(MATERIAL PROVIDED):

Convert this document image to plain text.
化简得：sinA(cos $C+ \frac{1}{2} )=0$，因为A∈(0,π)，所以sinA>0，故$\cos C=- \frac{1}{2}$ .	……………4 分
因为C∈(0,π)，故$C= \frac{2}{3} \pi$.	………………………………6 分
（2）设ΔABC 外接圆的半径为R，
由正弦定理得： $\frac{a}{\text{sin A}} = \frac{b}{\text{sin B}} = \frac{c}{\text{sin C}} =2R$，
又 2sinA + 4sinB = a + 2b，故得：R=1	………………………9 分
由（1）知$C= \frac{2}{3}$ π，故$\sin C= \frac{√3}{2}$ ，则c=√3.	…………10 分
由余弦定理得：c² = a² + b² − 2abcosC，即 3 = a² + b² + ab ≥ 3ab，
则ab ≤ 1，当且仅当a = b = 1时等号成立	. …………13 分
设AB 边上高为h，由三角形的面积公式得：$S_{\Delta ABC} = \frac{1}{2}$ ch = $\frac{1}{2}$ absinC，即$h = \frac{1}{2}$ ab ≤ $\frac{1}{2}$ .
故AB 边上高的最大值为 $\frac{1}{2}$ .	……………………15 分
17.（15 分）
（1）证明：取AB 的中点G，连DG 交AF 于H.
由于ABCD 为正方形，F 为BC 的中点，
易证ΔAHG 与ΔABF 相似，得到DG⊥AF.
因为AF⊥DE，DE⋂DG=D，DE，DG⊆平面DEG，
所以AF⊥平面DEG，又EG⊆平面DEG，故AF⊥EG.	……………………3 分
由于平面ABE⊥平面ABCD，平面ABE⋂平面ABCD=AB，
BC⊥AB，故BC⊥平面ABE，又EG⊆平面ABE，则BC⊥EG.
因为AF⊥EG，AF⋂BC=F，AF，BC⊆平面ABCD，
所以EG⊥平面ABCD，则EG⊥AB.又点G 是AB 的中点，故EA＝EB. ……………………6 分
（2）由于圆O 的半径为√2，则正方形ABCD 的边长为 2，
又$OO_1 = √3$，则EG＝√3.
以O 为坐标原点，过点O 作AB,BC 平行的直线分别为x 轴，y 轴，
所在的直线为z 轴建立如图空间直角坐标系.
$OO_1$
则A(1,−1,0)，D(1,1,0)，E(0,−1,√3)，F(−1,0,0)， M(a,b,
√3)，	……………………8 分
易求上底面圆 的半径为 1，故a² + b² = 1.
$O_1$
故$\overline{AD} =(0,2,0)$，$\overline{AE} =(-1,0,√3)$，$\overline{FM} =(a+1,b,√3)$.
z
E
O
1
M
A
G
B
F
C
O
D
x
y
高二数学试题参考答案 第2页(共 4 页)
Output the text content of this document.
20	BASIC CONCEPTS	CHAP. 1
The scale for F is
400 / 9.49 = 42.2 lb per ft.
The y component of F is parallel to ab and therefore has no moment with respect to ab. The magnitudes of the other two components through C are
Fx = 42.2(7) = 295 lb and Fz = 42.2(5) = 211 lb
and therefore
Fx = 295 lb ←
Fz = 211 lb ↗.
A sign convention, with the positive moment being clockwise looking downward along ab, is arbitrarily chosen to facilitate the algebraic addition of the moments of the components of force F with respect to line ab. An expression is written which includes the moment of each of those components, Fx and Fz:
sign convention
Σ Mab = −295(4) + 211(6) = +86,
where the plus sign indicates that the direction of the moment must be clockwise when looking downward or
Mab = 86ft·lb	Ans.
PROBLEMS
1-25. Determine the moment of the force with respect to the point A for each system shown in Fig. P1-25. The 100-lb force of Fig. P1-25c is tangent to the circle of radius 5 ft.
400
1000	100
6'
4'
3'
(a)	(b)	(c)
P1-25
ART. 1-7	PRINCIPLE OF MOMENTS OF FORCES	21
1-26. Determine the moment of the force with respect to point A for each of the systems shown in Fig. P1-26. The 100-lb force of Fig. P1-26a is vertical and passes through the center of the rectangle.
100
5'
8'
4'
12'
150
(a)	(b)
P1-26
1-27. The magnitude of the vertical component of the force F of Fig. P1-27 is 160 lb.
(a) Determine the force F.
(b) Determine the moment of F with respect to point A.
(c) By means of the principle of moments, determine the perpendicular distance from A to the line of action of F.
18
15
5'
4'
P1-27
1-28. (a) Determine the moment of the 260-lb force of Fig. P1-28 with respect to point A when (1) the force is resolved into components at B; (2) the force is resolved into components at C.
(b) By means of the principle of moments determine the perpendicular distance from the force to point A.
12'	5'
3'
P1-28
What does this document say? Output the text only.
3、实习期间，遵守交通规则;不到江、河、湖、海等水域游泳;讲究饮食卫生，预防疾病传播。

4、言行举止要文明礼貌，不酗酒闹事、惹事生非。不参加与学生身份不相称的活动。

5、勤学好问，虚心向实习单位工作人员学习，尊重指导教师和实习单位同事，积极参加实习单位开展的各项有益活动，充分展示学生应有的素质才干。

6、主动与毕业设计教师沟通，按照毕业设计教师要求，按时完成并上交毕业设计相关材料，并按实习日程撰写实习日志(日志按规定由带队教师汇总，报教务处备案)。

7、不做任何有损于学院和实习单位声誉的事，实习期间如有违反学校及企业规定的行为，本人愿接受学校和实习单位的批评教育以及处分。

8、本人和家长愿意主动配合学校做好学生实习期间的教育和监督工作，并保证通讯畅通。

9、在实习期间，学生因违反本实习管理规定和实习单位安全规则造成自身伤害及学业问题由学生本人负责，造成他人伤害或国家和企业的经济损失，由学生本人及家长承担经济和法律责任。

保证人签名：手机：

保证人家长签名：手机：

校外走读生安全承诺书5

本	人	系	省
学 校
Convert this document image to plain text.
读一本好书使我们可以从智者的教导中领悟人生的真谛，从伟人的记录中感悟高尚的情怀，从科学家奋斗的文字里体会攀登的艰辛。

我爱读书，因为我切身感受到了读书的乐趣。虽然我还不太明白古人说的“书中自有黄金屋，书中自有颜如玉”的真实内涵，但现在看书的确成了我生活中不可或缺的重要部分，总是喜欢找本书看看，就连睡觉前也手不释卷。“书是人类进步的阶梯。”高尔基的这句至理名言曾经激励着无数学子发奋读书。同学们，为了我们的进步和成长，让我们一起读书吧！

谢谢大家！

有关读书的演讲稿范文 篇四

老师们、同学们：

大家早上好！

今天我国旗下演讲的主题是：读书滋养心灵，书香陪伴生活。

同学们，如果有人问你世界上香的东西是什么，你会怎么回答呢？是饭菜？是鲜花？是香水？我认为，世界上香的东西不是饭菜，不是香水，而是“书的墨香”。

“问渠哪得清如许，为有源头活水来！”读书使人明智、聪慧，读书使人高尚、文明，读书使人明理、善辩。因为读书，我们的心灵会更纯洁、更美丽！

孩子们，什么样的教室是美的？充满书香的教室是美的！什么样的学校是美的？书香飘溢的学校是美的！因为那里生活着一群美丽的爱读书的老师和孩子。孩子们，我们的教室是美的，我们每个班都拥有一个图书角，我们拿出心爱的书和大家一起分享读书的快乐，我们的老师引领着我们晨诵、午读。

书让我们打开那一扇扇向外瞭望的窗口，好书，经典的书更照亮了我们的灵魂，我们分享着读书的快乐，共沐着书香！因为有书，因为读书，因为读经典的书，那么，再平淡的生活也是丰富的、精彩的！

(WHAT IS EXPECTED): Using the listing above, please repeat every entry exactly.

(TASK OUTPUT):
Convert this document image to plain text.
化简得：sinA(cos $C+ \frac{1}{2} )=0$，因为A∈(0,π)，所以sinA>0，故$\cos C=- \frac{1}{2}$ .	……………4 分
因为C∈(0,π)，故$C= \frac{2}{3} \pi$.	………………………………6 分
（2）设ΔABC 外接圆的半径为R，
由正弦定理得： $\frac{a}{\text{sin A}} = \frac{b}{\text{sin B}} = \frac{c}{\text{sin C}} =2R$，
又 2sinA + 4sinB = a + 2b，故得：R=1	………………………9 分
由（1）知$C= \frac{2}{3}$ π，故$\sin C= \frac{√3}{2}$ ，则c=√3.	…………10 分
由余弦定理得：c² = a² + b² − 2abcosC，即 3 = a² + b² + ab ≥ 3ab，
则ab ≤ 1，当且仅当a = b = 1时等号成立	. …………13 分
设AB 边上高为h，由三角形的面积公式得：$S_{\Delta ABC} = \frac{1}{2}$ ch = $\frac{1}{2}$ absinC，即$h = \frac{1}{2}$ ab ≤ $\frac{1}{2}$ .
故AB 边上高的最大值为 $\frac{1}{2}$ .	……………………15 分
17.（15 分）
（1）证明：取AB 的中点G，连DG 交AF 于H.
由于ABCD 为正方形，F 为BC 的中点，
易证ΔAHG 与ΔABF 相似，得到DG⊥AF.
因为AF⊥DE，DE⋂DG=D，DE，DG⊆平面DEG，
所以AF⊥平面DEG，又EG⊆平面DEG，故AF⊥EG.	……………………3 分
由于平面ABE⊥平面ABCD，平面ABE⋂平面ABCD=AB，
BC⊥AB，故BC⊥平面ABE，又EG⊆平面ABE，则BC⊥EG.
因为AF⊥EG，AF⋂BC=F，AF，BC⊆平面ABCD，
所以EG⊥平面ABCD，则EG⊥AB.又点G 是AB 的中点，故EA＝EB. ……………………6 分
（2）由于圆O 的半径为√2，则正方形ABCD 的边长为 2，
又$OO_1 = √3$，则EG＝√3.
以O 为坐标原点，过点O 作AB,BC 平行的直线分别为x 轴，y 轴，
所在的直线为z 轴建立如图空间直角坐标系.
$OO_1$
则A(1,−1,0)，D(1,1,0)，E(0,−1,√3)，F(−1,0,0)， M(a,b,
√3)，	……………………8 分
易求上底面圆 的半径为 1，故a² + b² = 1.
$O_1$
故$\overline{AD} =(0,2,0)$，$\overline{AE} =(-1,0,√3)$，$\overline{FM} =(a+1,b,√3)$.
z
E
O
1
M
A
G
B
F
C
O
D
x
y
高二数学试题参考答案 第2页(共 4 页)
Output the text content of this document.
20	BASIC CONCEPTS	CHAP. 1
The scale for F is
400 / 9.49 = 42.2 lb per ft.
The y component of F is parallel to ab and therefore has no moment with respect to ab. The magnitudes of the other two components through C are
Fx = 42.2(7) = 295 lb and Fz = 42.2(5) = 211 lb
and therefore
Fx = 295 lb ←
Fz = 211 lb ↗.
A sign convention, with the positive moment being clockwise looking downward along ab, is arbitrarily chosen to facilitate the algebraic addition of the moments of the components of force F with respect to line ab. An expression is written which includes the moment of each of those components, Fx and Fz:
sign convention
Σ Mab = −295(4) + 211(6) = +86,
where the plus sign indicates that the direction of the moment must be clockwise when looking downward or
Mab = 86ft·lb	Ans.
PROBLEMS
1-25. Determine the moment of the force with respect to the point A for each system shown in Fig. P1-25. The 100-lb force of Fig. P1-25c is tangent to the circle of radius 5 ft.
400
1000	100
6'
4'
3'
(a)	(b)	(c)
P1-25
ART. 1-7	PRINCIPLE OF MOMENTS OF FORCES	21
1-26. Determine the moment of the force with respect to point A for each of the systems shown in Fig. P1-26. The 100-lb force of Fig. P1-26a is vertical and passes through the center of the rectangle.
100
5'
8'
4'
12'
150
(a)	(b)
P1-26
1-27. The magnitude of the vertical component of the force F of Fig. P1-27 is 160 lb.
(a) Determine the force F.
(b) Determine the moment of F with respect to point A.
(c) By means of the principle of moments, determine the perpendicular distance from A to the line of action of F.
18
15
5'
4'
P1-27
1-28. (a) Determine the moment of the 260-lb force of Fig. P1-28 with respect to point A when (1) the force is resolved into components at B; (2) the force is resolved into components at C.
(b) By means of the principle of moments determine the perpendicular distance from the force to point A.
12'	5'
3'
P1-28
What does this document say? Output the text only.
3、实习期间，遵守交通规则;不到江、河、湖、海等水域游泳;讲究饮食卫生，预防疾病传播。

4、言行举止要文明礼貌，不酗酒闹事、惹事生非。不参加与学生身份不相称的活动。

5、勤学好问，虚心向实习单位工作人员学习，尊重指导教师和实习单位同事，积极参加实习单位开展的各项有益活动，充分展示学生应有的素质才干。

6、主动与毕业设计教师沟通，按照毕业设计教师要求，按时完成并上交毕业设计相关材料，并按实习日程撰写实习日志(日志按规定由带队教师汇总，报教务处备案)。

7、不做任何有损于学院和实习单位声誉的事，实习期间如有违反学校及企业规定的行为，本人愿接受学校和实习单位的批评教育以及处分。

8、本人和家长愿意主动配合学校做好学生实习期间的教育和监督工作，并保证通讯畅通。

9、在实习期间，学生因违反本实习管理规定和实习单位安全规则造成自身伤害及学业问题由学生本人负责，造成他人伤害或国家和企业的经济损失，由学生本人及家长承担经济和法律责任。

保证人签名：手机：

保证人家长签名：手机：

校外走读生安全承诺书5

本	人	系	省
学 校
Convert this document image to plain text.
读一本好书使我们可以从智者的教导中领悟人生的真谛，从伟人的记录中感悟高尚的情怀，从科学家奋斗的文字里体会攀登的艰辛。

我爱读书，因为我切身感受到了读书的乐趣。虽然我还不太明白古人说的“书中自有黄金屋，书中自有颜如玉”的真实内涵，但现在看书的确成了我生活中不可或缺的重要部分，总是喜欢找本书看看，就连睡觉前也手不释卷。“书是人类进步的阶梯。”高尔基的这句至理名言曾经激励着无数学子发奋读书。同学们，为了我们的进步和成长，让我们一起读书吧！

谢谢大家！

有关读书的演讲稿范文 篇四

老师们、同学们：

大家早上好！

今天我国旗下演讲的主题是：读书滋养心灵，书香陪伴生活。

同学们，如果有人问你世界上香的东西是什么，你会怎么回答呢？是饭菜？是鲜花？是香水？我认为，世界上香的东西不是饭菜，不是香水，而是“书的墨香”。

“问渠哪得清如许，为有源头活水来！”读书使人明智、聪慧，读书使人高尚、文明，读书使人明理、善辩。因为读书，我们的心灵会更纯洁、更美丽！

孩子们，什么样的教室是美的？充满书香的教室是美的！什么样的学校是美的？书香飘溢的学校是美的！因为那里生活着一群美丽的爱读书的老师和孩子。孩子们，我们的教室是美的，我们每个班都拥有一个图书角，我们拿出心爱的书和大家一起分享读书的快乐，我们的老师引领着我们晨诵、午读。

书让我们打开那一扇扇向外瞭望的窗口，好书，经典的书更照亮了我们的灵魂，我们分享着读书的快乐，共沐着书香！因为有书，因为读书，因为读经典的书，那么，再平淡的生活也是丰富的、精彩的！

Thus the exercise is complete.